-- Start Data shown --
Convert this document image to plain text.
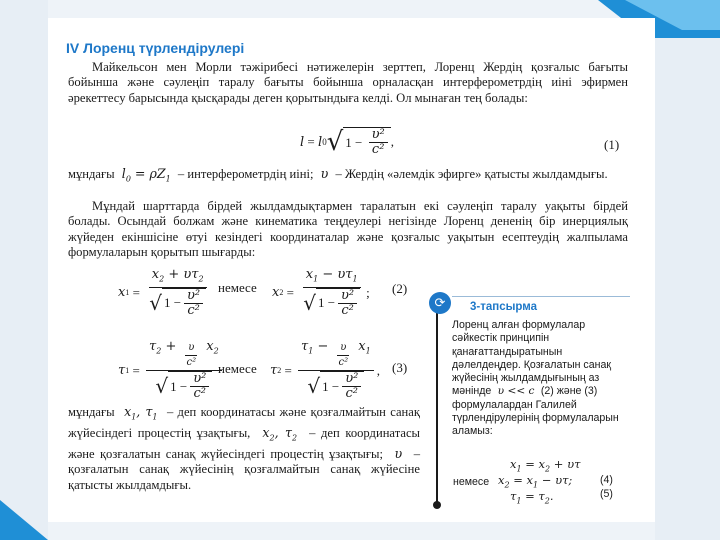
IV Лоренц түрлендірулері

Майкельсон мен Морли тәжірибесі нәтижелерін зерттеп, Лоренц Жердің қозғалыс бағыты бойынша және сәулеңіп таралу бағыты бойынша орналасқан интерферометрдің иіні эфирмен әрекеттесу барысында қысқарады деген қорытындыға келді. Ол мынаған тең болады:

l = l 0 √ $1 - \frac{\text{υ²}}{\text{c²}}$ ,	(1)
мұндағы  $l_0 = \rho Z_1$ – интерферометрдің иіні;  υ  – Жердің «әлемдік эфирге» қатысты жылдамдығы.

Мұндай шарттарда бірдей жылдамдықтармен таралатын екі сәулеңіп таралу уақыты бірдей болады. Осындай болжам және кинематика теңдеулері негізінде Лоренц дененің бір инерциялық жүйеден екіншісіне өтуі кезіндегі координаталар және қозғалыс уақытын есептеудің жалпылама формулаларын қорытып шығарды:

x $1 = \frac{x_2 + \upsilon\tau_2}{√ 1 - \frac{\text{υ²}}{\text{c²}}}$ немесе x $2 = \frac{x_1 - \upsilon\tau_1}{√ 1 - \frac{\text{υ²}}{\text{c²}}}$ ; (2)
τ $1 = \frac{\tau_2 + \frac{\upsilon}{\text{c²}} x_2}{√ 1 - \frac{\text{υ²}}{\text{c²}}}$
немесе τ $2 = \frac{\tau_1 - \frac{\upsilon}{\text{c²}} x_1}{√ 1 - \frac{\text{υ²}}{\text{c²}}}$ , (3)
мұндағы  $x_1$, $\tau_1$ – деп координатасы және қозғалмайтын санақ жүйесіндегі процестің ұзақтығы,  $x_2$, $\tau_2$ – деп координатасы және қозғалатын санақ жүйесіндегі процестің ұзақтығы;  υ  – қозғалатын санақ жүйесінің қозғалмайтын санақ жүйесіне қатысты жылдамдығы.
⟳	3-тапсырма
Лоренц алған формулалар сәйкестік принципін қанағаттандыратынын дәлелдеңдер. Қозғалатын санақ жүйесінің жылдамдығының аз мәнінде  υ << c  (2) және (3) формулалардан Галилей түрлендірулерінің формулаларын аламыз:
$x_1 = x_2 + \upsilon\tau$
немесе $x_2 = x_1 - \upsilon\tau$;
$\tau_1 = \tau_2$.
(4)
(5)
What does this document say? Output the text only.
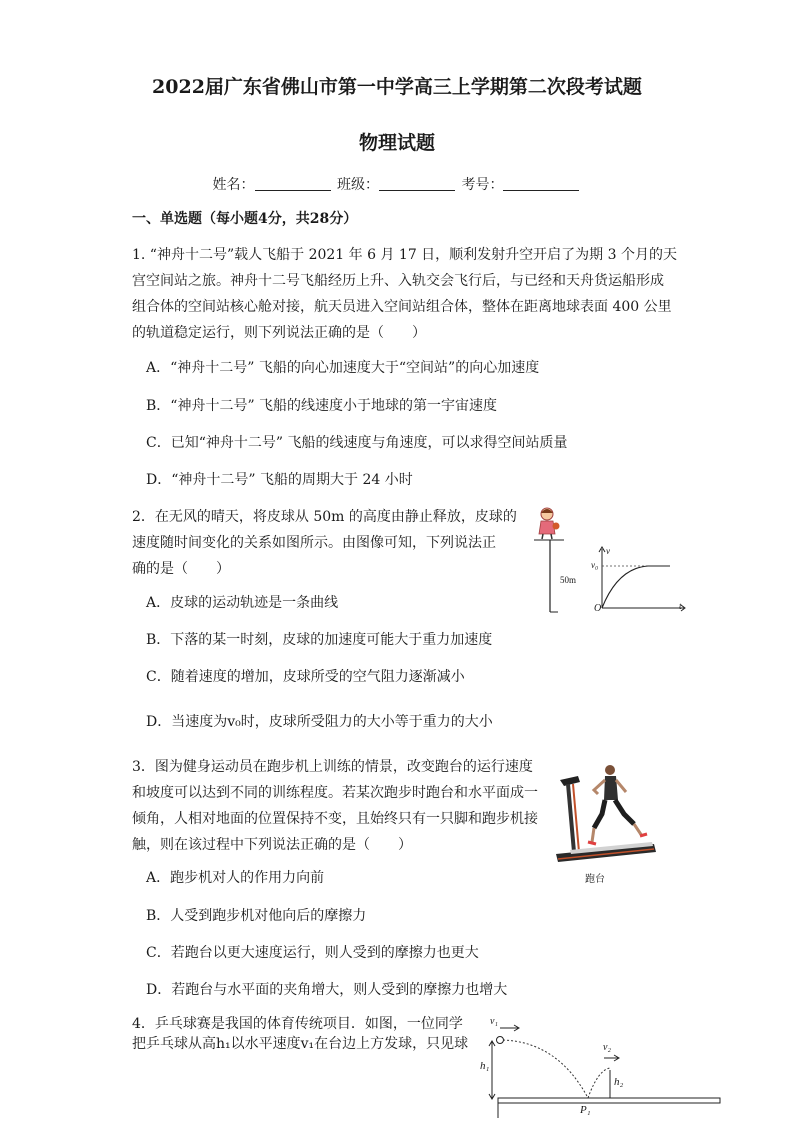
2022届广东省佛山市第一中学高三上学期第二次段考试题
物理试题
姓名：	班级：	考号：
一、单选题（每小题4分，共28分）
1. “神舟十二号”载人飞船于 2021 年 6 月 17 日，顺利发射升空开启了为期 3 个月的天
宫空间站之旅。神舟十二号飞船经历上升、入轨交会飞行后，与已经和天舟货运船形成
组合体的空间站核心舱对接，航天员进入空间站组合体，整体在距离地球表面 400 公里
的轨道稳定运行，则下列说法正确的是（　　）
A．“神舟十二号” 飞船的向心加速度大于“空间站”的向心加速度
B．“神舟十二号” 飞船的线速度小于地球的第一宇宙速度
C．已知“神舟十二号” 飞船的线速度与角速度，可以求得空间站质量
D．“神舟十二号” 飞船的周期大于 24 小时
2．在无风的晴天，将皮球从 50m 的高度由静止释放，皮球的
速度随时间变化的关系如图所示。由图像可知，下列说法正
确的是（　　）
A．皮球的运动轨迹是一条曲线
B．下落的某一时刻，皮球的加速度可能大于重力加速度
C．随着速度的增加，皮球所受的空气阻力逐渐减小
D．当速度为v₀时，皮球所受阻力的大小等于重力的大小
50m
v
v₀
O	t
3．图为健身运动员在跑步机上训练的情景，改变跑台的运行速度
和坡度可以达到不同的训练程度。若某次跑步时跑台和水平面成一
倾角，人相对地面的位置保持不变，且始终只有一只脚和跑步机接
触，则在该过程中下列说法正确的是（　　）
A．跑步机对人的作用力向前
B．人受到跑步机对他向后的摩擦力
C．若跑台以更大速度运行，则人受到的摩擦力也更大
D．若跑台与水平面的夹角增大，则人受到的摩擦力也增大
跑台
4．乒乓球赛是我国的体育传统项目．如图，一位同学
把乒乓球从高h₁以水平速度v₁在台边上方发球，只见球
v₁
v₂
h₁
h₂
P₁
-- End Data shown --
Say how many lines in the entries contain the string "интерферометрдің", and say nothing else.

# [Written solution]
2